Records from a collection
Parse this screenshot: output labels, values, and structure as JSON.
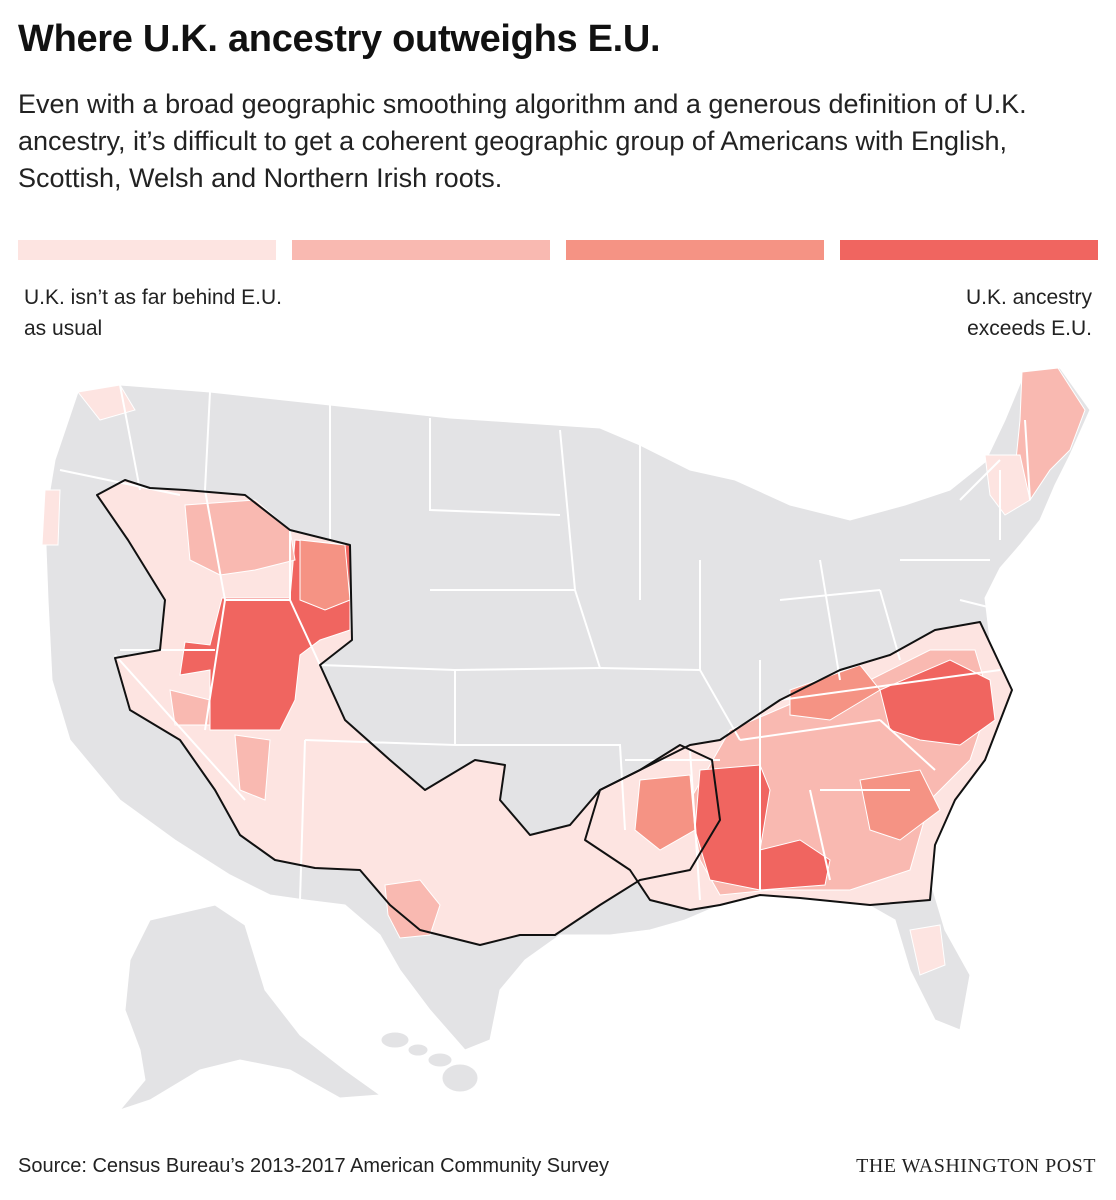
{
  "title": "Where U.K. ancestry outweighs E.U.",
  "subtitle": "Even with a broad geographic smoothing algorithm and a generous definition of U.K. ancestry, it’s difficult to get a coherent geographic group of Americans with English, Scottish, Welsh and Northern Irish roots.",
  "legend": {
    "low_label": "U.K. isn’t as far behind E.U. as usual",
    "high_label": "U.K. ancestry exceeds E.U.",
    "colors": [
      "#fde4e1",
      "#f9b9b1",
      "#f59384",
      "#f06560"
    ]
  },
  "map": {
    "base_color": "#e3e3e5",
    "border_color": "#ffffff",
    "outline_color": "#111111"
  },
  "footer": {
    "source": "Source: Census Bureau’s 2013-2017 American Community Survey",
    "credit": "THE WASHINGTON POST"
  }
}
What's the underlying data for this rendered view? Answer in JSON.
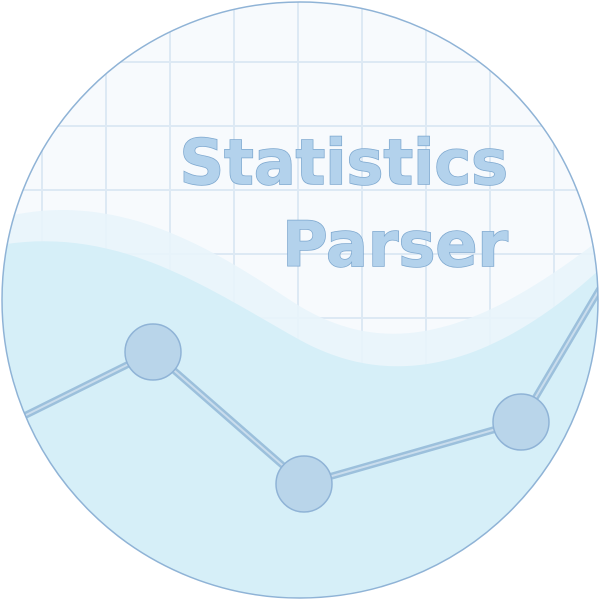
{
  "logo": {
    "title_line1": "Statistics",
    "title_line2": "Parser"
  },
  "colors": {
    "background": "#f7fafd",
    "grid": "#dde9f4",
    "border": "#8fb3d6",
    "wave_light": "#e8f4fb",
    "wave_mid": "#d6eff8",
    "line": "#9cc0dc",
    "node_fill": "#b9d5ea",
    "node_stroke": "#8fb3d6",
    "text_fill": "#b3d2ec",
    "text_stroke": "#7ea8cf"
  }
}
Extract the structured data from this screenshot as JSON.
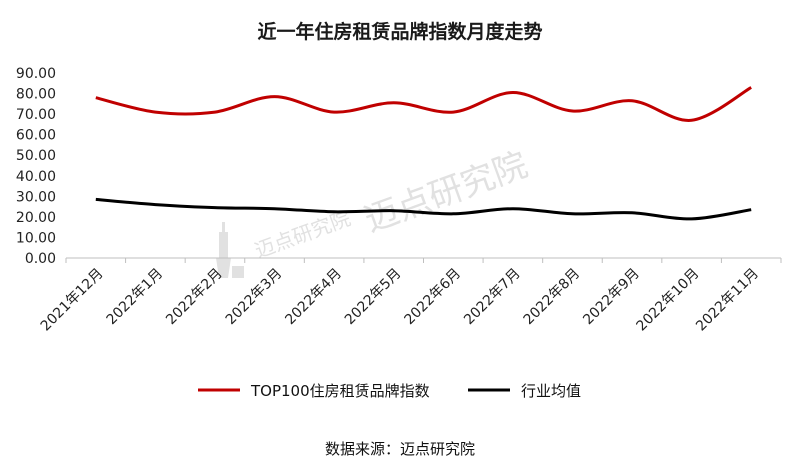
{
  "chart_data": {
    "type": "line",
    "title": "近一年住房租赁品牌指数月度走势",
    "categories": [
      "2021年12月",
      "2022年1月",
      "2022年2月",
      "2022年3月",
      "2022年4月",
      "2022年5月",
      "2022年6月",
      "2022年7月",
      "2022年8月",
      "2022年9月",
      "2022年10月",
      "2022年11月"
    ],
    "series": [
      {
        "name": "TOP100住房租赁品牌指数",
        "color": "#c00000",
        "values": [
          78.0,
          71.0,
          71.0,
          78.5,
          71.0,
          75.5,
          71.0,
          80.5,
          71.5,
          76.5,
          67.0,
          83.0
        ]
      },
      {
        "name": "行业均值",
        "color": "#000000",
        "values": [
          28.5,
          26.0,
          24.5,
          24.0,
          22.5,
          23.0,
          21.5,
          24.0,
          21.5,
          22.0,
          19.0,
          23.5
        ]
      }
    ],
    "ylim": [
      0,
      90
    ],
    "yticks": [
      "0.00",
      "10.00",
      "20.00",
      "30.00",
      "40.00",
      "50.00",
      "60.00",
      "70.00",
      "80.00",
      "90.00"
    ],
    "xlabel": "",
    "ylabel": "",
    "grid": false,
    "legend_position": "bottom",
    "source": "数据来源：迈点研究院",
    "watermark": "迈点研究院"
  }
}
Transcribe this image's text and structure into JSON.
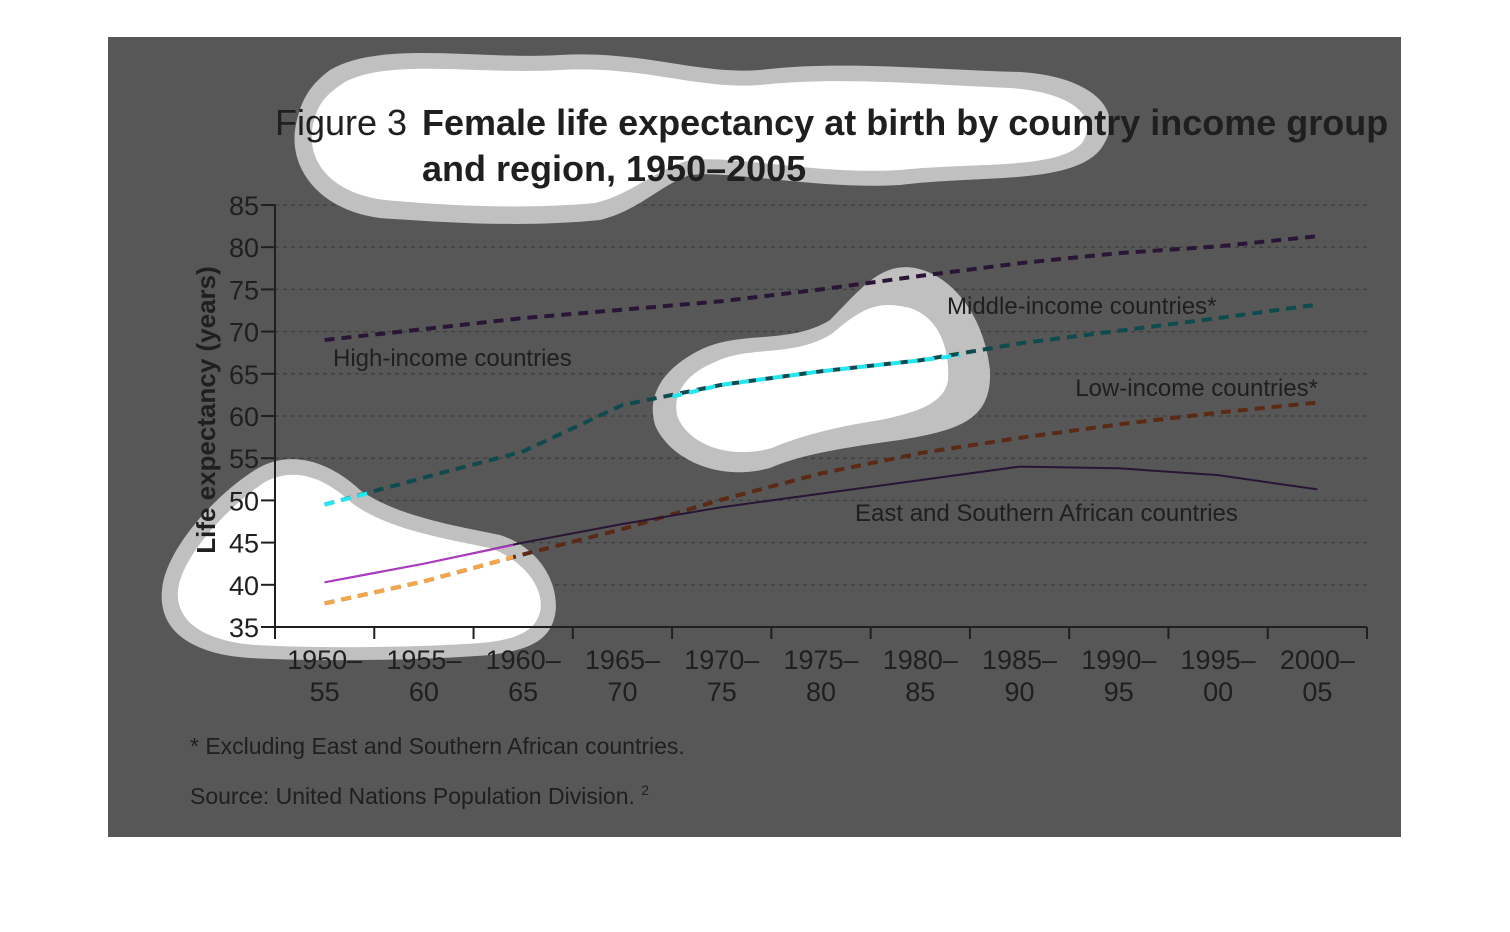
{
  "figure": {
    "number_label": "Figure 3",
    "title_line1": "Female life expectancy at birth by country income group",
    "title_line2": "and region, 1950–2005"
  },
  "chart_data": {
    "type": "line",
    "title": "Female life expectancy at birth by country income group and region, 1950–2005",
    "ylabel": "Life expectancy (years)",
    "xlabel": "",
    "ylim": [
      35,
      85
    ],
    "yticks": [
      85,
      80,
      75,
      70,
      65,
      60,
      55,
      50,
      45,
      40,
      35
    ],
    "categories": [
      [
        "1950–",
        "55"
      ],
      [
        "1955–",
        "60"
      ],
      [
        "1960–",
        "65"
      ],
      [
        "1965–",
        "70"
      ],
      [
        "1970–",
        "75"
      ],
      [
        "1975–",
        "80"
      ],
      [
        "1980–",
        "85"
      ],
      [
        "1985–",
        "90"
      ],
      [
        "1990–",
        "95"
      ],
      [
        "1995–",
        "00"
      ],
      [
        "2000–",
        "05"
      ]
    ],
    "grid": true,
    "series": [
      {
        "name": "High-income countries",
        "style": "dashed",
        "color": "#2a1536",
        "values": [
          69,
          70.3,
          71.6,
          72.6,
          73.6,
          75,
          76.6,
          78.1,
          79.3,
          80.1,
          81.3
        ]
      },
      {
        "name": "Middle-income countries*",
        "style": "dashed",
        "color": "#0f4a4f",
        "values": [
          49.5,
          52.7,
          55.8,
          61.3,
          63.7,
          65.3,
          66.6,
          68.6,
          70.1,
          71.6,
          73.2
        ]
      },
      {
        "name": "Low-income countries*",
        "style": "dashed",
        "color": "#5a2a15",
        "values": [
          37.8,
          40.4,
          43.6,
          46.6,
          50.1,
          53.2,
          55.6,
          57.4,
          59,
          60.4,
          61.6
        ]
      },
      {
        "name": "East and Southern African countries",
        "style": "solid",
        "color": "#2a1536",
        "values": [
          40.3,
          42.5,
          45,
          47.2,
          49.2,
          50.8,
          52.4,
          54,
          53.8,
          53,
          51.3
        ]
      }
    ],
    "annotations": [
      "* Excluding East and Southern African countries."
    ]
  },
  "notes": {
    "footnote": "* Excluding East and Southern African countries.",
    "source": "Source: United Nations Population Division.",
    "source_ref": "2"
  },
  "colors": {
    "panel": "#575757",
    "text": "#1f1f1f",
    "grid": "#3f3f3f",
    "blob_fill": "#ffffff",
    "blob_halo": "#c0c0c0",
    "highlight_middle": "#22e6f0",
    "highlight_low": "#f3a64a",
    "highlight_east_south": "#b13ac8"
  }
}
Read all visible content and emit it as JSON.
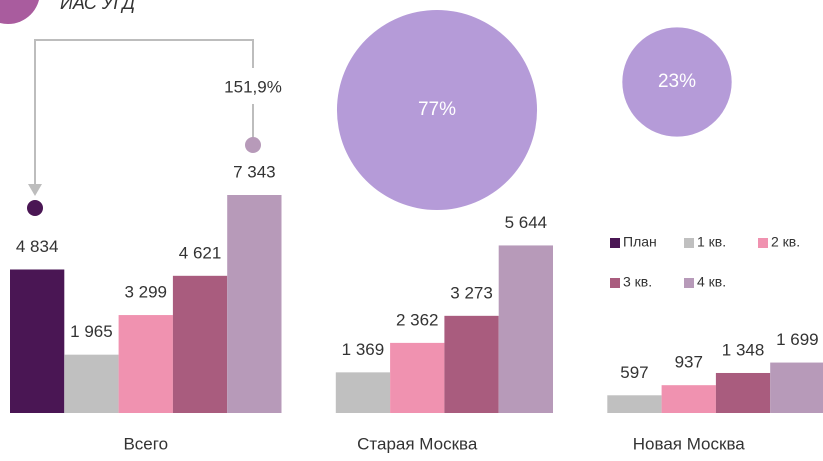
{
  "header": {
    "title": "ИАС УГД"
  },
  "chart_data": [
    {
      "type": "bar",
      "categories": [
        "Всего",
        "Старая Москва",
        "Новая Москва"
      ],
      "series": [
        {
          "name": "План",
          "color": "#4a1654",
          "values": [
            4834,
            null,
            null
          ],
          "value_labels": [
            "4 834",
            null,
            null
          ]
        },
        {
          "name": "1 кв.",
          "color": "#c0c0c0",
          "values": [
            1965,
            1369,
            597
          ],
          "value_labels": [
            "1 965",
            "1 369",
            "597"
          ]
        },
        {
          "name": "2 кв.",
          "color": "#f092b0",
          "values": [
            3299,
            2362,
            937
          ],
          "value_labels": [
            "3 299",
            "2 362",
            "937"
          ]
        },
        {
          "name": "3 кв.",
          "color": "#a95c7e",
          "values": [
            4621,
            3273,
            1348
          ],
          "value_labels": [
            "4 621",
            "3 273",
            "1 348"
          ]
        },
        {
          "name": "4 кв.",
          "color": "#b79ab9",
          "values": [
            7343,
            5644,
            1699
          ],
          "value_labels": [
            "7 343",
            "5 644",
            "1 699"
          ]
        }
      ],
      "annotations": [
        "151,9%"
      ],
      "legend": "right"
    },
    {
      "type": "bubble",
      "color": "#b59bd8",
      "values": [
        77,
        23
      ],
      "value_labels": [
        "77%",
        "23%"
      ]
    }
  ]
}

**EXERCISE DESCRIPTION**
Write out every record above exactly as it stands, but leave out the pictures.

**RESPONSE**
Parse this screenshot: output labels, values, and structure as JSON.
{
  "title": "Where U.K. ancestry outweighs E.U.",
  "subtitle": "Even with a broad geographic smoothing algorithm and a generous definition of U.K. ancestry, it’s difficult to get a coherent geographic group of Americans with English, Scottish, Welsh and Northern Irish roots.",
  "legend": {
    "low_label": "U.K. isn’t as far behind E.U. as usual",
    "high_label": "U.K. ancestry exceeds E.U.",
    "colors": [
      "#fde4e1",
      "#f9b9b1",
      "#f59384",
      "#f06560"
    ]
  },
  "map": {
    "base_color": "#e3e3e5",
    "border_color": "#ffffff",
    "outline_color": "#111111"
  },
  "footer": {
    "source": "Source: Census Bureau’s 2013-2017 American Community Survey",
    "credit": "THE WASHINGTON POST"
  }
}
What's the underlying data for this rendered view? Answer in JSON.
{
  "logo": {
    "title_line1": "Statistics",
    "title_line2": "Parser"
  },
  "colors": {
    "background": "#f7fafd",
    "grid": "#dde9f4",
    "border": "#8fb3d6",
    "wave_light": "#e8f4fb",
    "wave_mid": "#d6eff8",
    "line": "#9cc0dc",
    "node_fill": "#b9d5ea",
    "node_stroke": "#8fb3d6",
    "text_fill": "#b3d2ec",
    "text_stroke": "#7ea8cf"
  }
}
Extract the structured data from this screenshot as JSON.
{
  "chart_data": {
    "type": "line",
    "title": "近一年住房租赁品牌指数月度走势",
    "categories": [
      "2021年12月",
      "2022年1月",
      "2022年2月",
      "2022年3月",
      "2022年4月",
      "2022年5月",
      "2022年6月",
      "2022年7月",
      "2022年8月",
      "2022年9月",
      "2022年10月",
      "2022年11月"
    ],
    "series": [
      {
        "name": "TOP100住房租赁品牌指数",
        "color": "#c00000",
        "values": [
          78.0,
          71.0,
          71.0,
          78.5,
          71.0,
          75.5,
          71.0,
          80.5,
          71.5,
          76.5,
          67.0,
          83.0
        ]
      },
      {
        "name": "行业均值",
        "color": "#000000",
        "values": [
          28.5,
          26.0,
          24.5,
          24.0,
          22.5,
          23.0,
          21.5,
          24.0,
          21.5,
          22.0,
          19.0,
          23.5
        ]
      }
    ],
    "ylim": [
      0,
      90
    ],
    "yticks": [
      "0.00",
      "10.00",
      "20.00",
      "30.00",
      "40.00",
      "50.00",
      "60.00",
      "70.00",
      "80.00",
      "90.00"
    ],
    "xlabel": "",
    "ylabel": "",
    "grid": false,
    "legend_position": "bottom",
    "source": "数据来源：迈点研究院",
    "watermark": "迈点研究院"
  }
}
Transcribe this image's text and structure into JSON.
{
  "figure": {
    "number_label": "Figure 3",
    "title_line1": "Female life expectancy at birth by country income group",
    "title_line2": "and region, 1950–2005"
  },
  "chart_data": {
    "type": "line",
    "title": "Female life expectancy at birth by country income group and region, 1950–2005",
    "ylabel": "Life expectancy (years)",
    "xlabel": "",
    "ylim": [
      35,
      85
    ],
    "yticks": [
      85,
      80,
      75,
      70,
      65,
      60,
      55,
      50,
      45,
      40,
      35
    ],
    "categories": [
      [
        "1950–",
        "55"
      ],
      [
        "1955–",
        "60"
      ],
      [
        "1960–",
        "65"
      ],
      [
        "1965–",
        "70"
      ],
      [
        "1970–",
        "75"
      ],
      [
        "1975–",
        "80"
      ],
      [
        "1980–",
        "85"
      ],
      [
        "1985–",
        "90"
      ],
      [
        "1990–",
        "95"
      ],
      [
        "1995–",
        "00"
      ],
      [
        "2000–",
        "05"
      ]
    ],
    "grid": true,
    "series": [
      {
        "name": "High-income countries",
        "style": "dashed",
        "color": "#2a1536",
        "values": [
          69,
          70.3,
          71.6,
          72.6,
          73.6,
          75,
          76.6,
          78.1,
          79.3,
          80.1,
          81.3
        ]
      },
      {
        "name": "Middle-income countries*",
        "style": "dashed",
        "color": "#0f4a4f",
        "values": [
          49.5,
          52.7,
          55.8,
          61.3,
          63.7,
          65.3,
          66.6,
          68.6,
          70.1,
          71.6,
          73.2
        ]
      },
      {
        "name": "Low-income countries*",
        "style": "dashed",
        "color": "#5a2a15",
        "values": [
          37.8,
          40.4,
          43.6,
          46.6,
          50.1,
          53.2,
          55.6,
          57.4,
          59,
          60.4,
          61.6
        ]
      },
      {
        "name": "East and Southern African countries",
        "style": "solid",
        "color": "#2a1536",
        "values": [
          40.3,
          42.5,
          45,
          47.2,
          49.2,
          50.8,
          52.4,
          54,
          53.8,
          53,
          51.3
        ]
      }
    ],
    "annotations": [
      "* Excluding East and Southern African countries."
    ]
  },
  "notes": {
    "footnote": "* Excluding East and Southern African countries.",
    "source": "Source: United Nations Population Division.",
    "source_ref": "2"
  },
  "colors": {
    "panel": "#575757",
    "text": "#1f1f1f",
    "grid": "#3f3f3f",
    "blob_fill": "#ffffff",
    "blob_halo": "#c0c0c0",
    "highlight_middle": "#22e6f0",
    "highlight_low": "#f3a64a",
    "highlight_east_south": "#b13ac8"
  }
}
Read all visible content and emit it as JSON.
{
  "header": {
    "title": "ИАС УГД"
  },
  "chart_data": [
    {
      "type": "bar",
      "categories": [
        "Всего",
        "Старая Москва",
        "Новая Москва"
      ],
      "series": [
        {
          "name": "План",
          "color": "#4a1654",
          "values": [
            4834,
            null,
            null
          ],
          "value_labels": [
            "4 834",
            null,
            null
          ]
        },
        {
          "name": "1 кв.",
          "color": "#c0c0c0",
          "values": [
            1965,
            1369,
            597
          ],
          "value_labels": [
            "1 965",
            "1 369",
            "597"
          ]
        },
        {
          "name": "2 кв.",
          "color": "#f092b0",
          "values": [
            3299,
            2362,
            937
          ],
          "value_labels": [
            "3 299",
            "2 362",
            "937"
          ]
        },
        {
          "name": "3 кв.",
          "color": "#a95c7e",
          "values": [
            4621,
            3273,
            1348
          ],
          "value_labels": [
            "4 621",
            "3 273",
            "1 348"
          ]
        },
        {
          "name": "4 кв.",
          "color": "#b79ab9",
          "values": [
            7343,
            5644,
            1699
          ],
          "value_labels": [
            "7 343",
            "5 644",
            "1 699"
          ]
        }
      ],
      "annotations": [
        "151,9%"
      ],
      "legend": "right"
    },
    {
      "type": "bubble",
      "color": "#b59bd8",
      "values": [
        77,
        23
      ],
      "value_labels": [
        "77%",
        "23%"
      ]
    }
  ]
}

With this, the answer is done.